**What is asked:**
Report the number of lines that include "pressure", with no additional text.

-- Begin Material supplied --

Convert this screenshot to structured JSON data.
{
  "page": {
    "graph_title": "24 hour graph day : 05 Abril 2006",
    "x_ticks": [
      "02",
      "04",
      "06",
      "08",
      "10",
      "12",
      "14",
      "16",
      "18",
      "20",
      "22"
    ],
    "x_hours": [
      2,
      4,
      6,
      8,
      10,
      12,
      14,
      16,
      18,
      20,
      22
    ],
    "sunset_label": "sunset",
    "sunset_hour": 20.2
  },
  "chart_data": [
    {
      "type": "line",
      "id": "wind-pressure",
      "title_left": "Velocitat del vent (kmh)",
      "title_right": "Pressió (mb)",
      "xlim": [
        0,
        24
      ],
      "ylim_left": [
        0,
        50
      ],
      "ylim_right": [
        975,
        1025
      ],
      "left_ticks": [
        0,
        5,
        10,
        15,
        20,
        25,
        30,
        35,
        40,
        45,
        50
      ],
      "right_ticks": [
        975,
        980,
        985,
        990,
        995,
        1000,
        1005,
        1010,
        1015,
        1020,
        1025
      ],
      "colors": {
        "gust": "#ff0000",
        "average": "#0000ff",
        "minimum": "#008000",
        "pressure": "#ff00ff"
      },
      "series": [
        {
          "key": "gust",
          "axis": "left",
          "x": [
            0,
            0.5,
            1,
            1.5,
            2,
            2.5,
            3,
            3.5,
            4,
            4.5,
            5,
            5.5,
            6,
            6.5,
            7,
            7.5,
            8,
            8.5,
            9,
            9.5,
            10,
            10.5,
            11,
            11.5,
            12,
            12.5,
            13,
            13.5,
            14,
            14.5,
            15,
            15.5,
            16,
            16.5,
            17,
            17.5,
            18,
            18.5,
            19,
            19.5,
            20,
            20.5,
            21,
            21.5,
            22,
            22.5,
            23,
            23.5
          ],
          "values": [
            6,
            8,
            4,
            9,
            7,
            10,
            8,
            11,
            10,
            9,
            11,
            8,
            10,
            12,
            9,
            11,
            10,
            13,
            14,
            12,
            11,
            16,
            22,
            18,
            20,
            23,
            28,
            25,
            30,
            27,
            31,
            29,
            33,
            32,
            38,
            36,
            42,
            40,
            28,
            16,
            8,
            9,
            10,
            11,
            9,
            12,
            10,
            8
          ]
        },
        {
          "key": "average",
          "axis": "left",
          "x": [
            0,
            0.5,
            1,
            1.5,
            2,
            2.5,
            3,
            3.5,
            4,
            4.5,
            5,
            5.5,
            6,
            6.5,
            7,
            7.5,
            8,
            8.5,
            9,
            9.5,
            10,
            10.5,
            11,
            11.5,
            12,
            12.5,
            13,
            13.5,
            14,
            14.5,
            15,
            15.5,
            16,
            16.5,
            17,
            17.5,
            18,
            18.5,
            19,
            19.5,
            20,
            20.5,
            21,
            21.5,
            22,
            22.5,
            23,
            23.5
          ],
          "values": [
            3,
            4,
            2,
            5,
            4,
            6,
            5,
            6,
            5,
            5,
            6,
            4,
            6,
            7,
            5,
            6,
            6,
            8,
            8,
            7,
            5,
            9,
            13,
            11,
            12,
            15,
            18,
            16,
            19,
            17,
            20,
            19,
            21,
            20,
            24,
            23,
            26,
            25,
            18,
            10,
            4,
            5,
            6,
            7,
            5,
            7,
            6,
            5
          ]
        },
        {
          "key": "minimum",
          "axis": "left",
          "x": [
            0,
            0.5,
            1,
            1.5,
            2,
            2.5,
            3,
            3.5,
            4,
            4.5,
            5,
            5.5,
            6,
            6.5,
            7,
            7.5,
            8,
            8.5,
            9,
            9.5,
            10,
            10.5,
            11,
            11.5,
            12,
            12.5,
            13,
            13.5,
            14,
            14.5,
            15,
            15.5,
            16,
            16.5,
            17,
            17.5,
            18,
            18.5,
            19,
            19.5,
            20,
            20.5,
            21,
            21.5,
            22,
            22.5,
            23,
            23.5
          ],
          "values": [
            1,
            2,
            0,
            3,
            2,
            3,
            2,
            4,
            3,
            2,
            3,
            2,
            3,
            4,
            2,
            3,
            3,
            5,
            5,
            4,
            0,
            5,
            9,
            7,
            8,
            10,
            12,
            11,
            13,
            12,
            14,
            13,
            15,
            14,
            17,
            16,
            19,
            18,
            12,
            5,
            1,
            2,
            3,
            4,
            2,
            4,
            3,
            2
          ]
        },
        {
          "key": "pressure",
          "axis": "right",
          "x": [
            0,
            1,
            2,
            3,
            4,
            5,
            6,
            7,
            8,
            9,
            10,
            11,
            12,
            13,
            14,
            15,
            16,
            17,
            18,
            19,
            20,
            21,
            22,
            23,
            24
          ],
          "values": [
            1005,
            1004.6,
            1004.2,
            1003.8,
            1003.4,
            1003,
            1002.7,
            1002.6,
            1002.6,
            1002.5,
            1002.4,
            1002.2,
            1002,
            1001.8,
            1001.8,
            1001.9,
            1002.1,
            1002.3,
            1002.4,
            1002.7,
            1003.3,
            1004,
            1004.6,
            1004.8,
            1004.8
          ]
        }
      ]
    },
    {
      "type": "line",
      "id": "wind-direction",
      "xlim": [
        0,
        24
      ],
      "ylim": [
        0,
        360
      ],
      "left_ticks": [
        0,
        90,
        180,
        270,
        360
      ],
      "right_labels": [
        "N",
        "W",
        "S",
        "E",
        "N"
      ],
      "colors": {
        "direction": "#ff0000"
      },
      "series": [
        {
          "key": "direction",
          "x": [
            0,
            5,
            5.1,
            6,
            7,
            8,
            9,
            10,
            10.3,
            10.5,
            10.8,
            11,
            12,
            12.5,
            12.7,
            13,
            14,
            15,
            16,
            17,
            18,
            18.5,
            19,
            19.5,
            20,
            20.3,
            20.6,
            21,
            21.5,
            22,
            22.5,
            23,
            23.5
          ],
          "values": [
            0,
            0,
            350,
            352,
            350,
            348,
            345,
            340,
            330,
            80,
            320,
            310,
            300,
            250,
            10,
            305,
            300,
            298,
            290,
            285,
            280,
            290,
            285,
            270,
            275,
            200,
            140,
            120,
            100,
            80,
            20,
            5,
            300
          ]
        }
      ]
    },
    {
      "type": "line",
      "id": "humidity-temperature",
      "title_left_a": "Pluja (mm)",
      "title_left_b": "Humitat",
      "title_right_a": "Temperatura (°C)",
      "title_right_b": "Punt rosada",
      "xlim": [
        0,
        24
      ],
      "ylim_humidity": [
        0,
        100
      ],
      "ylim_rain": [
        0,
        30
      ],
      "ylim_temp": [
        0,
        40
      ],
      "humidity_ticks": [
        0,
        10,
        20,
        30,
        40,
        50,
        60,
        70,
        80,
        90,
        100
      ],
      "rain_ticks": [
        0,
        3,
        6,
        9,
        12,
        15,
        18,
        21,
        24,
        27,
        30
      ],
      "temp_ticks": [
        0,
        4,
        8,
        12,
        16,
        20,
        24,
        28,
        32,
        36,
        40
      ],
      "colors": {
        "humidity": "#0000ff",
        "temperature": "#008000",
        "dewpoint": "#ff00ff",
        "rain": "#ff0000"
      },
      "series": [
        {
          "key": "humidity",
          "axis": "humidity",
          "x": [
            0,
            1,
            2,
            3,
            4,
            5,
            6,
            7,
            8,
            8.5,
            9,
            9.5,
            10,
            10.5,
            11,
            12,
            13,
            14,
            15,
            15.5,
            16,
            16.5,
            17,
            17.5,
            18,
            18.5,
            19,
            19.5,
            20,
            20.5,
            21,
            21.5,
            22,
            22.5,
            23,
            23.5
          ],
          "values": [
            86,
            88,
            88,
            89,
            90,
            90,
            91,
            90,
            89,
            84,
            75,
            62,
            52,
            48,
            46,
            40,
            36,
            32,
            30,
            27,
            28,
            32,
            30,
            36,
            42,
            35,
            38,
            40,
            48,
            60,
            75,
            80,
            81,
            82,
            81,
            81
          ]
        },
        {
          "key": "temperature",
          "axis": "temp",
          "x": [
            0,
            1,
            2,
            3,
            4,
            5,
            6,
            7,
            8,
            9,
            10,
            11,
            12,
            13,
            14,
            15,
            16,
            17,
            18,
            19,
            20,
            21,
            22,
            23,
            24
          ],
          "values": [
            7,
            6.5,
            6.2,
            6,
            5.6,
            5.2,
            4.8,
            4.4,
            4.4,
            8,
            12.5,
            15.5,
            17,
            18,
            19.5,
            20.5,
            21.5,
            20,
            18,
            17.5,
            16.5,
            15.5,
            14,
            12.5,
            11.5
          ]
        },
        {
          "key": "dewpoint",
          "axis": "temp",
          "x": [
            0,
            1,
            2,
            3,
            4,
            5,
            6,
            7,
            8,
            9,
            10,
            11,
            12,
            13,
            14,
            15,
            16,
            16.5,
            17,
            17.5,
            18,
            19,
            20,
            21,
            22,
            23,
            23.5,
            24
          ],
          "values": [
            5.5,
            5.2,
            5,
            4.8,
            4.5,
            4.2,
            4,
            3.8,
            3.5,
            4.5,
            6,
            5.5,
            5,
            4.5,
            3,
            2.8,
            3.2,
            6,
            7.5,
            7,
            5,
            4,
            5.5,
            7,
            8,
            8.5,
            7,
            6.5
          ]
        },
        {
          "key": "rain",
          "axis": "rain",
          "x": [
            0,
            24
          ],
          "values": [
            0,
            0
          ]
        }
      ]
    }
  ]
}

-- End Material supplied --

**Output of the exercise:**
3